- [AIM] From the listing that follows, output everything exactly except the pictures.

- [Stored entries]
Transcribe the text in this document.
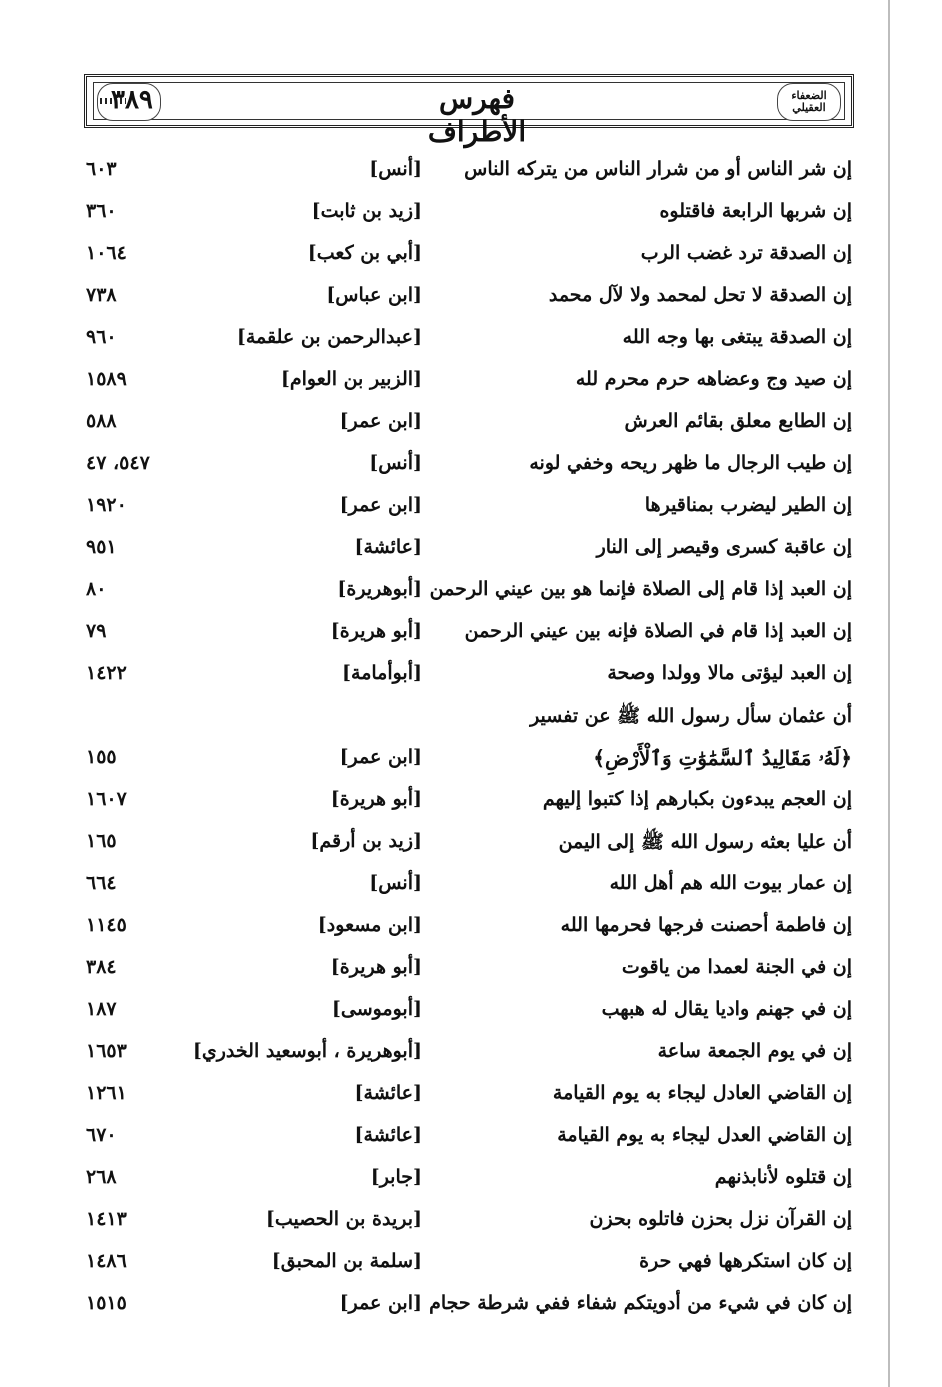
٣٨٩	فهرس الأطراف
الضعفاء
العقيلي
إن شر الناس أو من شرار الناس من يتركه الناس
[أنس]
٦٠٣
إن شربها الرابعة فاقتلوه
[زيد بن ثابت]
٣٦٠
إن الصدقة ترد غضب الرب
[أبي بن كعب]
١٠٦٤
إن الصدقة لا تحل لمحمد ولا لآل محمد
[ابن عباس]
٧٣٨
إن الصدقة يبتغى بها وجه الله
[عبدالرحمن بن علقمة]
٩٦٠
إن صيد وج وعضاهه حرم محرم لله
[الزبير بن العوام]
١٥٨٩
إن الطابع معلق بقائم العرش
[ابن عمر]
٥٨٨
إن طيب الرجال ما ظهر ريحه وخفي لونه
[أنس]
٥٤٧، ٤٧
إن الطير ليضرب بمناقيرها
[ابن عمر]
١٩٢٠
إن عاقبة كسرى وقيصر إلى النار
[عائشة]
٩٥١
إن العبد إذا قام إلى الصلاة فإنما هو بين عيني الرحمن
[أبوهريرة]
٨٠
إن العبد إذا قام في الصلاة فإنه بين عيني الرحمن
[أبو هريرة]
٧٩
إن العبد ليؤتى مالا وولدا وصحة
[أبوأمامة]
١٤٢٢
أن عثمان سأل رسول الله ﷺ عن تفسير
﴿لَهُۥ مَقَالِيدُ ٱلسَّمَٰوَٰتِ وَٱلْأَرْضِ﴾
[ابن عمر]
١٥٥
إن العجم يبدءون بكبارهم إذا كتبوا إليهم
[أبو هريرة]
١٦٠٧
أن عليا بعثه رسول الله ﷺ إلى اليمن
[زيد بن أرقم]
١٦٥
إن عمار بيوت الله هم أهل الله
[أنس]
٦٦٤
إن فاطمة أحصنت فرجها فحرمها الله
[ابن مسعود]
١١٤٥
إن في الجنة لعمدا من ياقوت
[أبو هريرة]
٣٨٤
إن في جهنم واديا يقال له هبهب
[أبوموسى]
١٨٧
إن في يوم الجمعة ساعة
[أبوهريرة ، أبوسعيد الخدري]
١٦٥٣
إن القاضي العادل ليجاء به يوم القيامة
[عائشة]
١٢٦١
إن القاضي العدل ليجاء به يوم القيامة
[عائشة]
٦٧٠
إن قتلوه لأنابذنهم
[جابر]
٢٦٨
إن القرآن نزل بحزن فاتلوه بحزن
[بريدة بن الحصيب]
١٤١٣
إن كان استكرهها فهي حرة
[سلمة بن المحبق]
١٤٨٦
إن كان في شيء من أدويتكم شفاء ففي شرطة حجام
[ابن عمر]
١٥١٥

- [FINISHED TASK]
Transcribe the text in this document.
٣٨٩	فهرس الأطراف
الضعفاء
العقيلي
إن شر الناس أو من شرار الناس من يتركه الناس
[أنس]
٦٠٣
إن شربها الرابعة فاقتلوه
[زيد بن ثابت]
٣٦٠
إن الصدقة ترد غضب الرب
[أبي بن كعب]
١٠٦٤
إن الصدقة لا تحل لمحمد ولا لآل محمد
[ابن عباس]
٧٣٨
إن الصدقة يبتغى بها وجه الله
[عبدالرحمن بن علقمة]
٩٦٠
إن صيد وج وعضاهه حرم محرم لله
[الزبير بن العوام]
١٥٨٩
إن الطابع معلق بقائم العرش
[ابن عمر]
٥٨٨
إن طيب الرجال ما ظهر ريحه وخفي لونه
[أنس]
٥٤٧، ٤٧
إن الطير ليضرب بمناقيرها
[ابن عمر]
١٩٢٠
إن عاقبة كسرى وقيصر إلى النار
[عائشة]
٩٥١
إن العبد إذا قام إلى الصلاة فإنما هو بين عيني الرحمن
[أبوهريرة]
٨٠
إن العبد إذا قام في الصلاة فإنه بين عيني الرحمن
[أبو هريرة]
٧٩
إن العبد ليؤتى مالا وولدا وصحة
[أبوأمامة]
١٤٢٢
أن عثمان سأل رسول الله ﷺ عن تفسير
﴿لَهُۥ مَقَالِيدُ ٱلسَّمَٰوَٰتِ وَٱلْأَرْضِ﴾
[ابن عمر]
١٥٥
إن العجم يبدءون بكبارهم إذا كتبوا إليهم
[أبو هريرة]
١٦٠٧
أن عليا بعثه رسول الله ﷺ إلى اليمن
[زيد بن أرقم]
١٦٥
إن عمار بيوت الله هم أهل الله
[أنس]
٦٦٤
إن فاطمة أحصنت فرجها فحرمها الله
[ابن مسعود]
١١٤٥
إن في الجنة لعمدا من ياقوت
[أبو هريرة]
٣٨٤
إن في جهنم واديا يقال له هبهب
[أبوموسى]
١٨٧
إن في يوم الجمعة ساعة
[أبوهريرة ، أبوسعيد الخدري]
١٦٥٣
إن القاضي العادل ليجاء به يوم القيامة
[عائشة]
١٢٦١
إن القاضي العدل ليجاء به يوم القيامة
[عائشة]
٦٧٠
إن قتلوه لأنابذنهم
[جابر]
٢٦٨
إن القرآن نزل بحزن فاتلوه بحزن
[بريدة بن الحصيب]
١٤١٣
إن كان استكرهها فهي حرة
[سلمة بن المحبق]
١٤٨٦
إن كان في شيء من أدويتكم شفاء ففي شرطة حجام
[ابن عمر]
١٥١٥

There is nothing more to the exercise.